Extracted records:
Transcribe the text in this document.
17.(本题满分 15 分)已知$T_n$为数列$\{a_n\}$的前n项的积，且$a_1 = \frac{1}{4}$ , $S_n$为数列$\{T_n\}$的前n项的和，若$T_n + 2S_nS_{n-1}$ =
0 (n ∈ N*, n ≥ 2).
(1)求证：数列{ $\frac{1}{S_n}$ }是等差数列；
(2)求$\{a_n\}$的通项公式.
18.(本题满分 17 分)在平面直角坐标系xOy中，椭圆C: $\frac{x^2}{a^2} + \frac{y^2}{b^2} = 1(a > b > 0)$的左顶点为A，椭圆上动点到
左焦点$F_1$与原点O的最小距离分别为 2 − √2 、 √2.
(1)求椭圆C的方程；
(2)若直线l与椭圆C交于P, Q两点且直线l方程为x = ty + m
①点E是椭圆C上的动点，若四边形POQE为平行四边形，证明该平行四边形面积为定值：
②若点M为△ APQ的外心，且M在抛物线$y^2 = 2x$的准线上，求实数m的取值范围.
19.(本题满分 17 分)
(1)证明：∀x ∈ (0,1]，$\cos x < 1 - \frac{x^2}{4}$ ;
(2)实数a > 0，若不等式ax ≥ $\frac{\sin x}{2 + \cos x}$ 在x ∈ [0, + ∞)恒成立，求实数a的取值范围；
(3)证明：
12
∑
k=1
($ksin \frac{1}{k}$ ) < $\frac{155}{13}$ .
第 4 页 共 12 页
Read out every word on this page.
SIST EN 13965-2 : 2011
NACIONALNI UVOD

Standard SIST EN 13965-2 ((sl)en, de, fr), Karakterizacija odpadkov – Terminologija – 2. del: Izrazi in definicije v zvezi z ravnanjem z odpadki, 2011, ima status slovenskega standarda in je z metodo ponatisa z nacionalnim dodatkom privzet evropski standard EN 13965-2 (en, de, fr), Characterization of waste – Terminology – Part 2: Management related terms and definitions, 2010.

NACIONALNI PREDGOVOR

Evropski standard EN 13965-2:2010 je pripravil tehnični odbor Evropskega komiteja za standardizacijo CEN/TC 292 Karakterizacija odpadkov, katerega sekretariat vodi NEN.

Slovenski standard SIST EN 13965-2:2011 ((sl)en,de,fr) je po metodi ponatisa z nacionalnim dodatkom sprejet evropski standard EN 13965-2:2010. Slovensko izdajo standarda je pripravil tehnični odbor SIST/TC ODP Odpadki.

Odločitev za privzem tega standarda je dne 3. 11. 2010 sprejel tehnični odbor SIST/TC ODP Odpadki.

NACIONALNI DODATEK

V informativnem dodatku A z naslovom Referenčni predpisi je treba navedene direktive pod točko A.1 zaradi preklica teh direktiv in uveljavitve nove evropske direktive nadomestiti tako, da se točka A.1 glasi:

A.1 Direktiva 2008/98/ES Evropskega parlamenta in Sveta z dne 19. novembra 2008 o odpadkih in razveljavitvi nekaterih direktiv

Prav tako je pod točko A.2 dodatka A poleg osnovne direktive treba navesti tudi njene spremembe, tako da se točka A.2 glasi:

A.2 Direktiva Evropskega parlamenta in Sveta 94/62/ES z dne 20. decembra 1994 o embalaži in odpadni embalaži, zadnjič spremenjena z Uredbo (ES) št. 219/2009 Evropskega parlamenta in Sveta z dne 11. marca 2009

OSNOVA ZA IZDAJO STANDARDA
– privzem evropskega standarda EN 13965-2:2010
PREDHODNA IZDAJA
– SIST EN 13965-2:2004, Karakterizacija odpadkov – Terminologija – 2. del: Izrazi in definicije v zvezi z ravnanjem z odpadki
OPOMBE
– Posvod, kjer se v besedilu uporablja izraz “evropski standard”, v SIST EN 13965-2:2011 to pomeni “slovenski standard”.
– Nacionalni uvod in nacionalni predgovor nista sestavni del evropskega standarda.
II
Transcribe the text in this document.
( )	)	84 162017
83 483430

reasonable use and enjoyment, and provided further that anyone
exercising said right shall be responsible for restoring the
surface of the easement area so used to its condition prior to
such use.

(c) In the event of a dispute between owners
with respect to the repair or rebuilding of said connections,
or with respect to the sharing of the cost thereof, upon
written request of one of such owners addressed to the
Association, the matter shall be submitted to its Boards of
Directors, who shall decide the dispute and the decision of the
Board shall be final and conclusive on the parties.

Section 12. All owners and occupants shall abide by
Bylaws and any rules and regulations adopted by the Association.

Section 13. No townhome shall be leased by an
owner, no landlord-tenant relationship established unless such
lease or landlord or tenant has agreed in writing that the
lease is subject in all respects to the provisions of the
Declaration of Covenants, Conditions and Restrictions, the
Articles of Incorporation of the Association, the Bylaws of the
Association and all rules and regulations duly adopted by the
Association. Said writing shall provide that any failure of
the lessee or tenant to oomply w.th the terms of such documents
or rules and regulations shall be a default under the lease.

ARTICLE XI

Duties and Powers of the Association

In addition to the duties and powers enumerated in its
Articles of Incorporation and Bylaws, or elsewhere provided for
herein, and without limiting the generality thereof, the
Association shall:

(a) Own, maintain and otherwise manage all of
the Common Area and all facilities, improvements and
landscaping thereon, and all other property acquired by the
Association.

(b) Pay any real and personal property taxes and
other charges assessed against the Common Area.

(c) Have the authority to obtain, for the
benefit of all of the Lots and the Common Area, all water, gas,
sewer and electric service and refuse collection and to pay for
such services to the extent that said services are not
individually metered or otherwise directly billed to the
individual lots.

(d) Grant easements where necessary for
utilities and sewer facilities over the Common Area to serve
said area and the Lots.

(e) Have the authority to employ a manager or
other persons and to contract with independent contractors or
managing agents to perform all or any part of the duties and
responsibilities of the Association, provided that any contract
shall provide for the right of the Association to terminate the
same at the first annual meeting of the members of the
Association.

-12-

### Prompt
The data above must be returned in full, exactly as written.

### Response to this task
Transcribe the text in this document.
17.(本题满分 15 分)已知$T_n$为数列$\{a_n\}$的前n项的积，且$a_1 = \frac{1}{4}$ , $S_n$为数列$\{T_n\}$的前n项的和，若$T_n + 2S_nS_{n-1}$ =
0 (n ∈ N*, n ≥ 2).
(1)求证：数列{ $\frac{1}{S_n}$ }是等差数列；
(2)求$\{a_n\}$的通项公式.
18.(本题满分 17 分)在平面直角坐标系xOy中，椭圆C: $\frac{x^2}{a^2} + \frac{y^2}{b^2} = 1(a > b > 0)$的左顶点为A，椭圆上动点到
左焦点$F_1$与原点O的最小距离分别为 2 − √2 、 √2.
(1)求椭圆C的方程；
(2)若直线l与椭圆C交于P, Q两点且直线l方程为x = ty + m
①点E是椭圆C上的动点，若四边形POQE为平行四边形，证明该平行四边形面积为定值：
②若点M为△ APQ的外心，且M在抛物线$y^2 = 2x$的准线上，求实数m的取值范围.
19.(本题满分 17 分)
(1)证明：∀x ∈ (0,1]，$\cos x < 1 - \frac{x^2}{4}$ ;
(2)实数a > 0，若不等式ax ≥ $\frac{\sin x}{2 + \cos x}$ 在x ∈ [0, + ∞)恒成立，求实数a的取值范围；
(3)证明：
12
∑
k=1
($ksin \frac{1}{k}$ ) < $\frac{155}{13}$ .
第 4 页 共 12 页
Read out every word on this page.
SIST EN 13965-2 : 2011
NACIONALNI UVOD

Standard SIST EN 13965-2 ((sl)en, de, fr), Karakterizacija odpadkov – Terminologija – 2. del: Izrazi in definicije v zvezi z ravnanjem z odpadki, 2011, ima status slovenskega standarda in je z metodo ponatisa z nacionalnim dodatkom privzet evropski standard EN 13965-2 (en, de, fr), Characterization of waste – Terminology – Part 2: Management related terms and definitions, 2010.

NACIONALNI PREDGOVOR

Evropski standard EN 13965-2:2010 je pripravil tehnični odbor Evropskega komiteja za standardizacijo CEN/TC 292 Karakterizacija odpadkov, katerega sekretariat vodi NEN.

Slovenski standard SIST EN 13965-2:2011 ((sl)en,de,fr) je po metodi ponatisa z nacionalnim dodatkom sprejet evropski standard EN 13965-2:2010. Slovensko izdajo standarda je pripravil tehnični odbor SIST/TC ODP Odpadki.

Odločitev za privzem tega standarda je dne 3. 11. 2010 sprejel tehnični odbor SIST/TC ODP Odpadki.

NACIONALNI DODATEK

V informativnem dodatku A z naslovom Referenčni predpisi je treba navedene direktive pod točko A.1 zaradi preklica teh direktiv in uveljavitve nove evropske direktive nadomestiti tako, da se točka A.1 glasi:

A.1 Direktiva 2008/98/ES Evropskega parlamenta in Sveta z dne 19. novembra 2008 o odpadkih in razveljavitvi nekaterih direktiv

Prav tako je pod točko A.2 dodatka A poleg osnovne direktive treba navesti tudi njene spremembe, tako da se točka A.2 glasi:

A.2 Direktiva Evropskega parlamenta in Sveta 94/62/ES z dne 20. decembra 1994 o embalaži in odpadni embalaži, zadnjič spremenjena z Uredbo (ES) št. 219/2009 Evropskega parlamenta in Sveta z dne 11. marca 2009

OSNOVA ZA IZDAJO STANDARDA
– privzem evropskega standarda EN 13965-2:2010
PREDHODNA IZDAJA
– SIST EN 13965-2:2004, Karakterizacija odpadkov – Terminologija – 2. del: Izrazi in definicije v zvezi z ravnanjem z odpadki
OPOMBE
– Posvod, kjer se v besedilu uporablja izraz “evropski standard”, v SIST EN 13965-2:2011 to pomeni “slovenski standard”.
– Nacionalni uvod in nacionalni predgovor nista sestavni del evropskega standarda.
II
Transcribe the text in this document.
( )	)	84 162017
83 483430

reasonable use and enjoyment, and provided further that anyone
exercising said right shall be responsible for restoring the
surface of the easement area so used to its condition prior to
such use.

(c) In the event of a dispute between owners
with respect to the repair or rebuilding of said connections,
or with respect to the sharing of the cost thereof, upon
written request of one of such owners addressed to the
Association, the matter shall be submitted to its Boards of
Directors, who shall decide the dispute and the decision of the
Board shall be final and conclusive on the parties.

Section 12. All owners and occupants shall abide by
Bylaws and any rules and regulations adopted by the Association.

Section 13. No townhome shall be leased by an
owner, no landlord-tenant relationship established unless such
lease or landlord or tenant has agreed in writing that the
lease is subject in all respects to the provisions of the
Declaration of Covenants, Conditions and Restrictions, the
Articles of Incorporation of the Association, the Bylaws of the
Association and all rules and regulations duly adopted by the
Association. Said writing shall provide that any failure of
the lessee or tenant to oomply w.th the terms of such documents
or rules and regulations shall be a default under the lease.

ARTICLE XI

Duties and Powers of the Association

In addition to the duties and powers enumerated in its
Articles of Incorporation and Bylaws, or elsewhere provided for
herein, and without limiting the generality thereof, the
Association shall:

(a) Own, maintain and otherwise manage all of
the Common Area and all facilities, improvements and
landscaping thereon, and all other property acquired by the
Association.

(b) Pay any real and personal property taxes and
other charges assessed against the Common Area.

(c) Have the authority to obtain, for the
benefit of all of the Lots and the Common Area, all water, gas,
sewer and electric service and refuse collection and to pay for
such services to the extent that said services are not
individually metered or otherwise directly billed to the
individual lots.

(d) Grant easements where necessary for
utilities and sewer facilities over the Common Area to serve
said area and the Lots.

(e) Have the authority to employ a manager or
other persons and to contract with independent contractors or
managing agents to perform all or any part of the duties and
responsibilities of the Association, provided that any contract
shall provide for the right of the Association to terminate the
same at the first annual meeting of the members of the
Association.

-12-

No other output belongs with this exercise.